[Data supplied]
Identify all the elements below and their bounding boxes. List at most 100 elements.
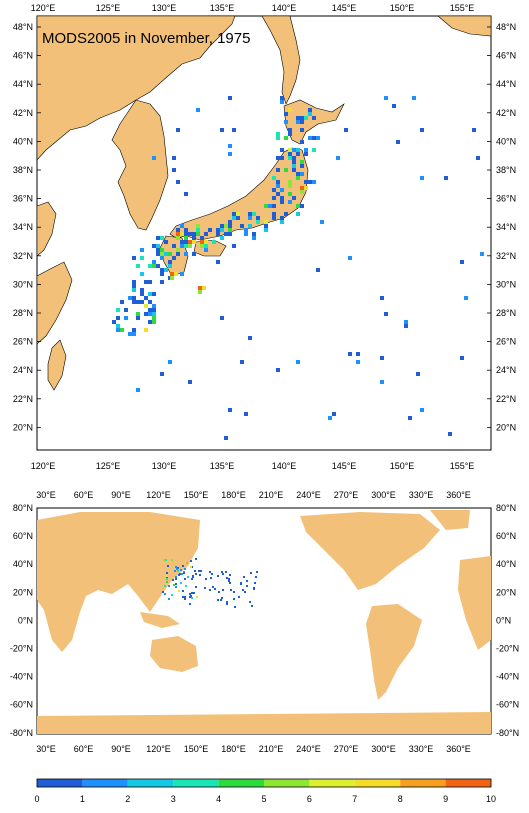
observation-cell	[152, 320, 156, 324]
colorbar-label: 10	[486, 794, 496, 804]
global-map-lat-labels-right: 80°N 60°N 40°N 20°N 0°N -20°N -40°N -60°N -80°N	[496, 503, 519, 738]
observation-cell	[204, 232, 208, 236]
observation-cell	[136, 300, 140, 304]
observation-cell	[160, 272, 164, 276]
observation-cell	[176, 232, 180, 236]
observation-cell	[168, 585, 170, 587]
observation-cell	[248, 336, 252, 340]
observation-cell	[276, 136, 280, 140]
observation-cell	[256, 220, 260, 224]
observation-cell	[148, 308, 152, 312]
lon-label: 125°E	[96, 3, 121, 13]
lon-label: 145°E	[332, 3, 357, 13]
observation-cell	[165, 559, 167, 561]
observation-cell	[300, 204, 304, 208]
observation-cell	[344, 128, 348, 132]
observation-cell	[316, 136, 320, 140]
observation-cell	[160, 236, 164, 240]
observation-cell	[276, 132, 280, 136]
lon-label: 180°E	[221, 744, 246, 754]
observation-cell	[184, 568, 186, 570]
observation-cell	[304, 148, 308, 152]
lon-label: 120°E	[31, 3, 56, 13]
observation-cell	[178, 590, 180, 592]
observation-cell	[228, 228, 232, 232]
observation-cell	[164, 585, 166, 587]
observation-cell	[162, 591, 164, 593]
observation-cell	[300, 128, 304, 132]
observation-cell	[220, 316, 224, 320]
observation-cell	[312, 180, 316, 184]
observation-cell	[168, 260, 172, 264]
lat-label: 46°N	[13, 51, 33, 61]
observation-cell	[116, 316, 120, 320]
observation-cell	[226, 601, 228, 603]
lat-label: -20°N	[496, 644, 519, 654]
observation-cell	[198, 570, 200, 572]
observation-cell	[226, 577, 228, 579]
observation-cell	[248, 212, 252, 216]
lat-label: 36°N	[13, 194, 33, 204]
observation-cell	[180, 244, 184, 248]
observation-cell	[212, 240, 216, 244]
observation-cell	[184, 232, 188, 236]
observation-cell	[300, 116, 304, 120]
observation-cell	[296, 212, 300, 216]
lat-label: 30°N	[496, 279, 516, 289]
observation-cell	[252, 232, 256, 236]
lon-label: 360°E	[446, 744, 471, 754]
lat-label: 20°N	[496, 422, 516, 432]
observation-cell	[176, 248, 180, 252]
observation-cell	[408, 416, 412, 420]
lat-label: 80°N	[496, 503, 516, 513]
observation-cell	[300, 120, 304, 124]
observation-cell	[249, 601, 251, 603]
observation-cell	[136, 312, 140, 316]
lat-label: -60°N	[10, 700, 33, 710]
lat-label: 20°N	[496, 587, 516, 597]
observation-cell	[476, 156, 480, 160]
observation-cell	[148, 320, 152, 324]
observation-cell	[300, 140, 304, 144]
colorbar-swatch	[400, 779, 446, 787]
observation-cell	[160, 256, 164, 260]
observation-cell	[144, 312, 148, 316]
observation-cell	[256, 571, 258, 573]
observation-cell	[296, 204, 300, 208]
observation-cell	[392, 104, 396, 108]
observation-cell	[144, 296, 148, 300]
lat-label: 28°N	[13, 308, 33, 318]
observation-cell	[152, 156, 156, 160]
colorbar-swatch	[218, 779, 264, 787]
observation-cell	[186, 562, 188, 564]
global-map-observations	[162, 558, 258, 608]
observation-cell	[163, 559, 165, 561]
observation-cell	[248, 224, 252, 228]
lat-label: 22°N	[13, 394, 33, 404]
observation-cell	[189, 593, 191, 595]
observation-cell	[196, 108, 200, 112]
observation-cell	[280, 100, 284, 104]
observation-cell	[140, 272, 144, 276]
observation-cell	[380, 356, 384, 360]
observation-cell	[296, 116, 300, 120]
observation-cell	[152, 260, 156, 264]
observation-cell	[184, 192, 188, 196]
lon-label: 330°E	[409, 490, 434, 500]
lon-label: 155°E	[450, 3, 475, 13]
observation-cell	[192, 232, 196, 236]
observation-cell	[132, 296, 136, 300]
observation-cell	[220, 128, 224, 132]
observation-cell	[280, 200, 284, 204]
observation-cell	[192, 576, 194, 578]
observation-cell	[308, 108, 312, 112]
observation-cell	[172, 168, 176, 172]
observation-cell	[232, 128, 236, 132]
lat-label: 34°N	[496, 222, 516, 232]
lat-label: 24°N	[496, 365, 516, 375]
observation-cell	[300, 172, 304, 176]
lat-label: -60°N	[496, 700, 519, 710]
colorbar-label: 7	[352, 794, 357, 804]
observation-cell	[276, 180, 280, 184]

[Short problem] Copy out the listing above in full, keeping every line unchanged, and leave out the picture.

[Response to the exercise]
Identify all the elements below and their bounding boxes. List at most 100 elements.
observation-cell	[152, 320, 156, 324]
colorbar-label: 10	[486, 794, 496, 804]
global-map-lat-labels-right: 80°N 60°N 40°N 20°N 0°N -20°N -40°N -60°N -80°N	[496, 503, 519, 738]
observation-cell	[204, 232, 208, 236]
observation-cell	[136, 300, 140, 304]
observation-cell	[160, 272, 164, 276]
observation-cell	[176, 232, 180, 236]
observation-cell	[168, 585, 170, 587]
observation-cell	[248, 336, 252, 340]
observation-cell	[276, 136, 280, 140]
observation-cell	[256, 220, 260, 224]
observation-cell	[148, 308, 152, 312]
lon-label: 125°E	[96, 3, 121, 13]
lon-label: 145°E	[332, 3, 357, 13]
observation-cell	[165, 559, 167, 561]
observation-cell	[300, 204, 304, 208]
observation-cell	[344, 128, 348, 132]
observation-cell	[316, 136, 320, 140]
observation-cell	[160, 236, 164, 240]
observation-cell	[276, 132, 280, 136]
lon-label: 180°E	[221, 744, 246, 754]
observation-cell	[184, 568, 186, 570]
observation-cell	[304, 148, 308, 152]
lon-label: 120°E	[31, 3, 56, 13]
observation-cell	[178, 590, 180, 592]
observation-cell	[228, 228, 232, 232]
observation-cell	[164, 585, 166, 587]
observation-cell	[162, 591, 164, 593]
observation-cell	[300, 128, 304, 132]
observation-cell	[220, 316, 224, 320]
observation-cell	[312, 180, 316, 184]
observation-cell	[168, 260, 172, 264]
lat-label: 46°N	[13, 51, 33, 61]
observation-cell	[116, 316, 120, 320]
observation-cell	[226, 601, 228, 603]
lat-label: -20°N	[496, 644, 519, 654]
observation-cell	[198, 570, 200, 572]
observation-cell	[226, 577, 228, 579]
observation-cell	[248, 212, 252, 216]
lat-label: 36°N	[13, 194, 33, 204]
observation-cell	[180, 244, 184, 248]
observation-cell	[212, 240, 216, 244]
observation-cell	[184, 232, 188, 236]
observation-cell	[300, 116, 304, 120]
observation-cell	[296, 212, 300, 216]
lat-label: 30°N	[496, 279, 516, 289]
observation-cell	[252, 232, 256, 236]
lon-label: 360°E	[446, 744, 471, 754]
lat-label: 20°N	[496, 422, 516, 432]
observation-cell	[176, 248, 180, 252]
observation-cell	[408, 416, 412, 420]
lat-label: 80°N	[496, 503, 516, 513]
observation-cell	[300, 120, 304, 124]
observation-cell	[249, 601, 251, 603]
observation-cell	[136, 312, 140, 316]
lat-label: -60°N	[10, 700, 33, 710]
lat-label: 20°N	[496, 587, 516, 597]
observation-cell	[476, 156, 480, 160]
observation-cell	[148, 320, 152, 324]
observation-cell	[300, 140, 304, 144]
colorbar-swatch	[400, 779, 446, 787]
observation-cell	[160, 256, 164, 260]
observation-cell	[144, 312, 148, 316]
observation-cell	[256, 571, 258, 573]
observation-cell	[296, 204, 300, 208]
observation-cell	[392, 104, 396, 108]
observation-cell	[144, 296, 148, 300]
lat-label: 28°N	[13, 308, 33, 318]
observation-cell	[152, 156, 156, 160]
colorbar-swatch	[218, 779, 264, 787]
observation-cell	[186, 562, 188, 564]
global-map-observations	[162, 558, 258, 608]
observation-cell	[163, 559, 165, 561]
observation-cell	[248, 224, 252, 228]
lat-label: 22°N	[13, 394, 33, 404]
observation-cell	[189, 593, 191, 595]
observation-cell	[196, 108, 200, 112]
observation-cell	[280, 100, 284, 104]
observation-cell	[140, 272, 144, 276]
observation-cell	[380, 356, 384, 360]
observation-cell	[296, 116, 300, 120]
observation-cell	[152, 260, 156, 264]
observation-cell	[184, 192, 188, 196]
lon-label: 330°E	[409, 490, 434, 500]
lon-label: 155°E	[450, 3, 475, 13]
observation-cell	[192, 232, 196, 236]
observation-cell	[132, 296, 136, 300]
observation-cell	[220, 128, 224, 132]
observation-cell	[280, 200, 284, 204]
observation-cell	[192, 576, 194, 578]
observation-cell	[308, 108, 312, 112]
observation-cell	[172, 168, 176, 172]
observation-cell	[232, 128, 236, 132]
lat-label: 34°N	[496, 222, 516, 232]
lat-label: 24°N	[496, 365, 516, 375]
observation-cell	[300, 172, 304, 176]
lat-label: -60°N	[496, 700, 519, 710]
colorbar-label: 7	[352, 794, 357, 804]
observation-cell	[276, 180, 280, 184]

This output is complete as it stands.